Dataset entries
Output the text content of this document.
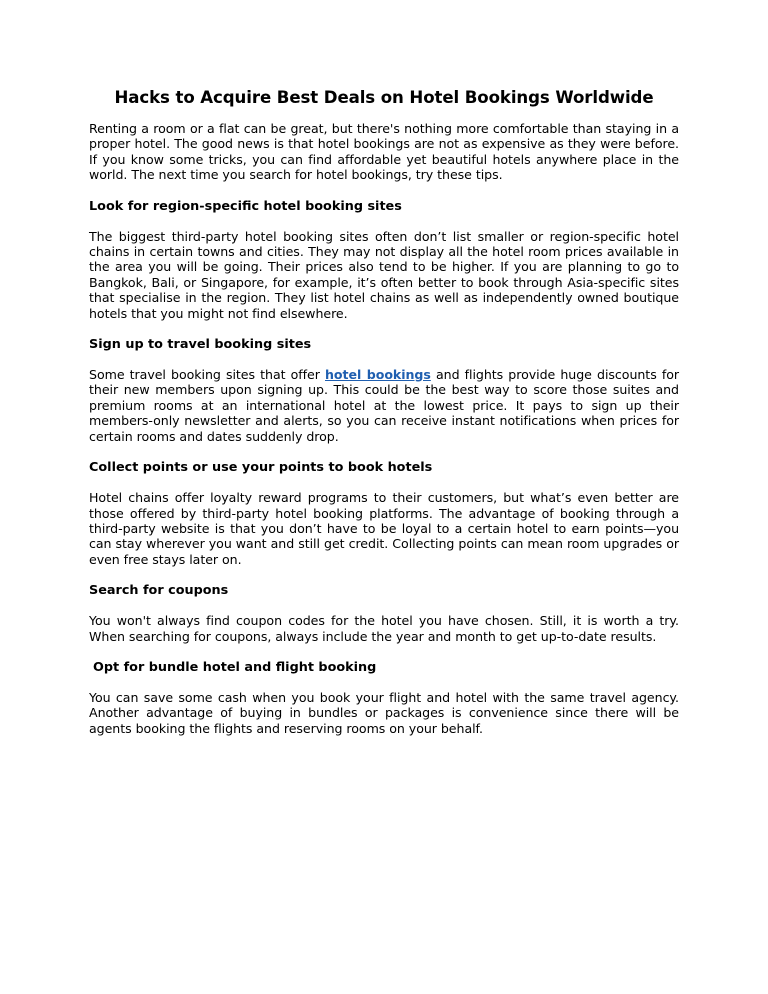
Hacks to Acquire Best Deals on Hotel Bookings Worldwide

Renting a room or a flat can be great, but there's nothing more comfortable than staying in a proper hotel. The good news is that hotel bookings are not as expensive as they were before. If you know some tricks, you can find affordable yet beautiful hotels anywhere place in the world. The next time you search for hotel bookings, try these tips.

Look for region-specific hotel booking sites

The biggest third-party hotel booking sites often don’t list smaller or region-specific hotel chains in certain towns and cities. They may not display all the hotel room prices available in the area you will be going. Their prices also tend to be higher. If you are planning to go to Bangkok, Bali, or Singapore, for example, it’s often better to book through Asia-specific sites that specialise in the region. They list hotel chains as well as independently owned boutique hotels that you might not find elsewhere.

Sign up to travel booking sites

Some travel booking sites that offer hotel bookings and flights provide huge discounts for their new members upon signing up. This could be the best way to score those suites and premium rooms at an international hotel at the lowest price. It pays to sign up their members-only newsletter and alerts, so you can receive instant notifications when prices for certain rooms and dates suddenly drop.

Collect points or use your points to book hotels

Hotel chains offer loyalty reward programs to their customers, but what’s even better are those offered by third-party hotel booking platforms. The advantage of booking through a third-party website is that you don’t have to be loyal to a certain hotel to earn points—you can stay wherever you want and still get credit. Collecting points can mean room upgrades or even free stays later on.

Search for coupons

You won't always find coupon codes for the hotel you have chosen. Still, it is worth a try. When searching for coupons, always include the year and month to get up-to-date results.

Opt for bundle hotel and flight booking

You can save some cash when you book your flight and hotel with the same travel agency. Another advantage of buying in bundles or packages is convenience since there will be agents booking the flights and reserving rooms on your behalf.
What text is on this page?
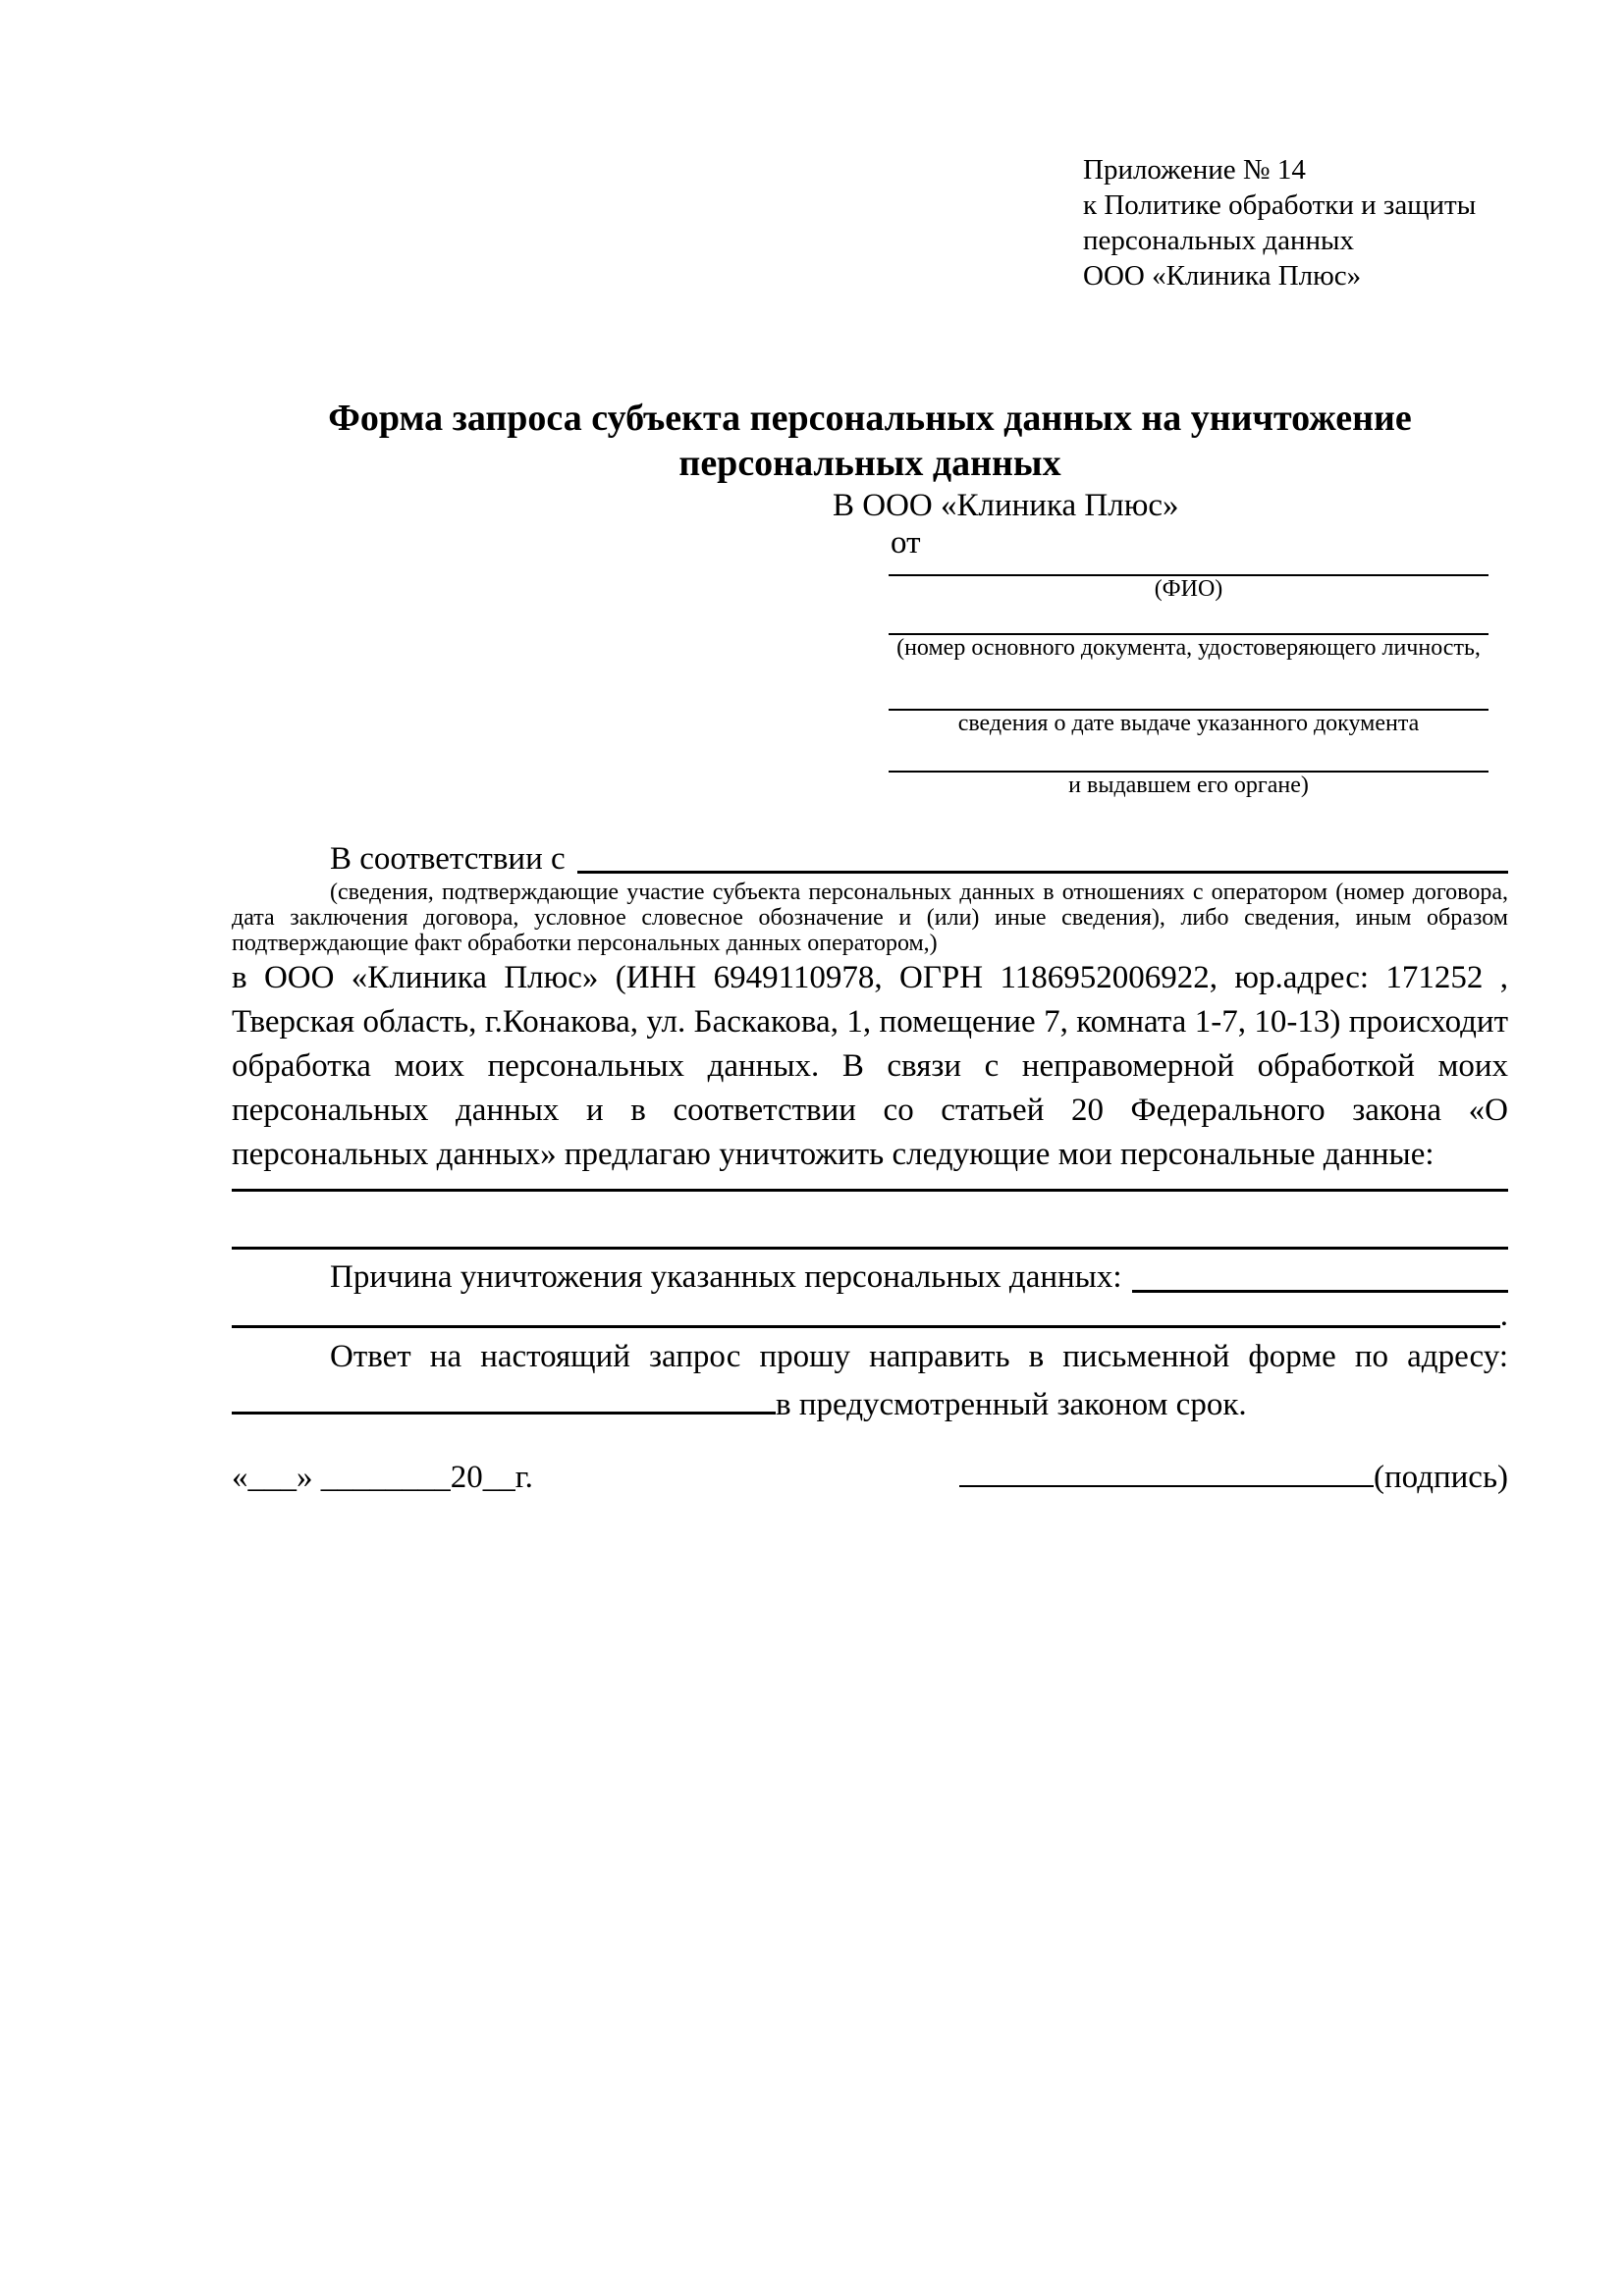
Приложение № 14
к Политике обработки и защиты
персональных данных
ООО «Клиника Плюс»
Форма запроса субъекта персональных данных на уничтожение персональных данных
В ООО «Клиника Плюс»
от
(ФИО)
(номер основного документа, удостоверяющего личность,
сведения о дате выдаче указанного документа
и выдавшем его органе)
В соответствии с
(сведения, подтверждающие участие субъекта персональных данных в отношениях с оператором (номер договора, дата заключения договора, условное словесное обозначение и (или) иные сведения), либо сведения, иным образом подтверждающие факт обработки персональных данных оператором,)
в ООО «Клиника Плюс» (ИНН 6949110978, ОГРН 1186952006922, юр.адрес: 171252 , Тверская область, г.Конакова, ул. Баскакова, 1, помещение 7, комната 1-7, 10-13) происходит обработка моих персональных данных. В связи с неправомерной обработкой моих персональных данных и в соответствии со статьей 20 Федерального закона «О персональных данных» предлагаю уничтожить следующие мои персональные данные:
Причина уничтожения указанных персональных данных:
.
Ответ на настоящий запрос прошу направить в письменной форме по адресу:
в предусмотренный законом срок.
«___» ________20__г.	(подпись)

GIVEN REQUEST =>
From the data above, copy out every line with the string "номер" in it.

CORRECT RESPONSE =>
(номер основного документа, удостоверяющего личность,
(сведения, подтверждающие участие субъекта персональных данных в отношениях с оператором (номер договора, дата заключения договора, условное словесное обозначение и (или) иные сведения), либо сведения, иным образом подтверждающие факт обработки персональных данных оператором,)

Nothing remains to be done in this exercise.